◆ **Request**: Copy all lines below containing "text".

◆ **Rows**:
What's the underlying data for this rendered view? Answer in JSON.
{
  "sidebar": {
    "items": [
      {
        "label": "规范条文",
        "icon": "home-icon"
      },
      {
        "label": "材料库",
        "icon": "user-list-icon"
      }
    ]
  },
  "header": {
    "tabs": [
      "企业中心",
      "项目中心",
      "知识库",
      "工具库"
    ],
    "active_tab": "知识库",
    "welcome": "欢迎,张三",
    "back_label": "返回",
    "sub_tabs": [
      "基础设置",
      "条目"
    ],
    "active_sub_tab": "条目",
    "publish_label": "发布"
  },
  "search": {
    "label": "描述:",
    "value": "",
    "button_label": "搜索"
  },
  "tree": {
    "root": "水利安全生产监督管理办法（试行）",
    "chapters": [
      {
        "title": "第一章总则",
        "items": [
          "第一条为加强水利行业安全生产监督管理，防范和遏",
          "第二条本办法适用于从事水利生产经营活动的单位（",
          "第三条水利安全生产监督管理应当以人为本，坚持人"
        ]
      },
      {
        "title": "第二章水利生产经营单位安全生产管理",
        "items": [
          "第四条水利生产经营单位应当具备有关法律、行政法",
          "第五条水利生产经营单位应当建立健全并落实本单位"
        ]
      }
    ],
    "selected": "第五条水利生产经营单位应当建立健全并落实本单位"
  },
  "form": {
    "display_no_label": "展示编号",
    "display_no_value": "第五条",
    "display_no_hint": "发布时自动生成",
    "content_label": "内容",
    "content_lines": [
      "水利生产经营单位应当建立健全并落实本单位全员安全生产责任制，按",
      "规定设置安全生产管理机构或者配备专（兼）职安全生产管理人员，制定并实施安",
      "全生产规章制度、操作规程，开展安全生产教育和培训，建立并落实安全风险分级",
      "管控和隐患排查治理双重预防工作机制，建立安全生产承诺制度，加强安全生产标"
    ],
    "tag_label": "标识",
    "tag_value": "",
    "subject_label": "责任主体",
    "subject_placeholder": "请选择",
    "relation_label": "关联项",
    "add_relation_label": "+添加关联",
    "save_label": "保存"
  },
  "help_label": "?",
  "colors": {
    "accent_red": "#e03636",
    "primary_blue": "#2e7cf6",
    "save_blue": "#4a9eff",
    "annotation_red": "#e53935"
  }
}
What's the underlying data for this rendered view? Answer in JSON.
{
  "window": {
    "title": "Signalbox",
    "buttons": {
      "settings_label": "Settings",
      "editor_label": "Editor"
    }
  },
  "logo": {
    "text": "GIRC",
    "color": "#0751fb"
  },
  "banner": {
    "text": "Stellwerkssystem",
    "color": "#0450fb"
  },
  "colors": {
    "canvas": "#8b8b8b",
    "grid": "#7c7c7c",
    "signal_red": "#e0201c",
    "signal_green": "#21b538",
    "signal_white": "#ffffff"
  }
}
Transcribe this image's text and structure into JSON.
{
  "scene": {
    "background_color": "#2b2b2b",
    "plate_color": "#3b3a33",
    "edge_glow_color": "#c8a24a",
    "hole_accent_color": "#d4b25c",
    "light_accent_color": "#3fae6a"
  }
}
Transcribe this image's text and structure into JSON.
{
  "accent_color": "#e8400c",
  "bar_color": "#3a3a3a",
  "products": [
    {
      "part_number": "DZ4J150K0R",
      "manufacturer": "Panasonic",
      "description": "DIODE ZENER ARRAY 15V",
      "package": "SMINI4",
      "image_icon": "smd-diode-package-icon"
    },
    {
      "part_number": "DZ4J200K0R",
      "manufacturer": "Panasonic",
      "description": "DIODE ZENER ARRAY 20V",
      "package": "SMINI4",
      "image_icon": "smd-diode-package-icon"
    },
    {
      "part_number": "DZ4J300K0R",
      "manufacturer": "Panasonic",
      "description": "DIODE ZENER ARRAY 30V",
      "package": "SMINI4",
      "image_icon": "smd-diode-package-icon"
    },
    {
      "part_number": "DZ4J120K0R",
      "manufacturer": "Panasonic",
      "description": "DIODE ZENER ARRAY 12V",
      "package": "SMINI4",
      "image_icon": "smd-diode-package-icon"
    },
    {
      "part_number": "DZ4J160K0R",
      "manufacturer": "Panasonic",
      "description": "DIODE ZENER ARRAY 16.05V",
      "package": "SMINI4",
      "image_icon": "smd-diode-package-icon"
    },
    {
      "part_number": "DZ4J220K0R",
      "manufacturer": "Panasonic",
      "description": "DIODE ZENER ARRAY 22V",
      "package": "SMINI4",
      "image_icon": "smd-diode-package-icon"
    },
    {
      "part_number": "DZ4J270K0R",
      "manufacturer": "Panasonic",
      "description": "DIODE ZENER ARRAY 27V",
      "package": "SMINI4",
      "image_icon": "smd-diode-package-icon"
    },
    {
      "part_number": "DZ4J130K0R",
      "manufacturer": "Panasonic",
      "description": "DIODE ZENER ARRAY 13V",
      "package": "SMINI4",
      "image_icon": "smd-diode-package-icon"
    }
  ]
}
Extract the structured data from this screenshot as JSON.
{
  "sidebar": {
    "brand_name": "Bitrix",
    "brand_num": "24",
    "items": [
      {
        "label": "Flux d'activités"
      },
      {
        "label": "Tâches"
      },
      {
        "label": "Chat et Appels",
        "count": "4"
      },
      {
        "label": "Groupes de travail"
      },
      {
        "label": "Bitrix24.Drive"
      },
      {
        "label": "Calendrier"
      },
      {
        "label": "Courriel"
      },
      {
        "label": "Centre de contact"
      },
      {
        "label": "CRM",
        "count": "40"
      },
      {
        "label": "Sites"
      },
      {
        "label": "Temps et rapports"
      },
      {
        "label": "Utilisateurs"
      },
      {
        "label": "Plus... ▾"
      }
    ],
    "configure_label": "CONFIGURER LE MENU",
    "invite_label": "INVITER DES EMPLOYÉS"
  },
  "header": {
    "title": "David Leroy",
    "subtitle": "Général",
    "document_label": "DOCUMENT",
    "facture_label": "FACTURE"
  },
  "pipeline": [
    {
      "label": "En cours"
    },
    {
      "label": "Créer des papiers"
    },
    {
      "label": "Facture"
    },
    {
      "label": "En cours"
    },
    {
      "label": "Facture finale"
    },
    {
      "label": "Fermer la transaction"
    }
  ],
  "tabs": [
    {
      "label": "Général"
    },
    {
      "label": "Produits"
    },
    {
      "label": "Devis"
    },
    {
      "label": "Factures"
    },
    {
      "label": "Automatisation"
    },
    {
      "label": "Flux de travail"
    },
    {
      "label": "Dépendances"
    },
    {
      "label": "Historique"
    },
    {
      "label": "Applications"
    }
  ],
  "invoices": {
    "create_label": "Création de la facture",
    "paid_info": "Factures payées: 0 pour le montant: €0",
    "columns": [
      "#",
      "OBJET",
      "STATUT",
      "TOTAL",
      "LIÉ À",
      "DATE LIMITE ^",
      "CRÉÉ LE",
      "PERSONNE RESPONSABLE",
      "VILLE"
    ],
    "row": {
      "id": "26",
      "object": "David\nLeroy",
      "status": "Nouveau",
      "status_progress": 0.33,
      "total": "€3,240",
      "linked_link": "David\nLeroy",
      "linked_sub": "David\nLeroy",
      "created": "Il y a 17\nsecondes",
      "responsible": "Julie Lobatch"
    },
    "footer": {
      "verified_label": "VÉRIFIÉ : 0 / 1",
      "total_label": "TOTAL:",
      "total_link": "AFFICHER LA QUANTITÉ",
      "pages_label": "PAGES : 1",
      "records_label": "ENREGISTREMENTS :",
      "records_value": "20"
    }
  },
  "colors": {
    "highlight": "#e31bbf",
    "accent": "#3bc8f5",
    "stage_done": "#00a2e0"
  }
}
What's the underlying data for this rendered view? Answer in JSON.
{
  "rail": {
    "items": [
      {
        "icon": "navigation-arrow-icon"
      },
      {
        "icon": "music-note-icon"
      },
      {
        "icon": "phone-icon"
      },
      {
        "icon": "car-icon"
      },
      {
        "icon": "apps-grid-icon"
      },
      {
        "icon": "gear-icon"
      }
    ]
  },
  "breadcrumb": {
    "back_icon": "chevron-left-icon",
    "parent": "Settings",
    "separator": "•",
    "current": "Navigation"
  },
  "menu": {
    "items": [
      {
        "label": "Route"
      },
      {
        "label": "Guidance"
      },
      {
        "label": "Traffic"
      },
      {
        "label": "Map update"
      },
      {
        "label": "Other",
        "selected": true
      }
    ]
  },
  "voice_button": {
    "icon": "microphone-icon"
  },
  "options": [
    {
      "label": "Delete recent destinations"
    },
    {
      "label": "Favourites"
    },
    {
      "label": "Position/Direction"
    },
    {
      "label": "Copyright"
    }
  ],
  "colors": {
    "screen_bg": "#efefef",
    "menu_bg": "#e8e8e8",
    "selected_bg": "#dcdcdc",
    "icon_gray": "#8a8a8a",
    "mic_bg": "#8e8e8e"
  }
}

◆ **Output of the exercise**:
    "text": "GIRC",
    "text": "Stellwerkssystem",
Transcribe this image's text and structure into JSON.
Transcribe this image's text and structure into JSON.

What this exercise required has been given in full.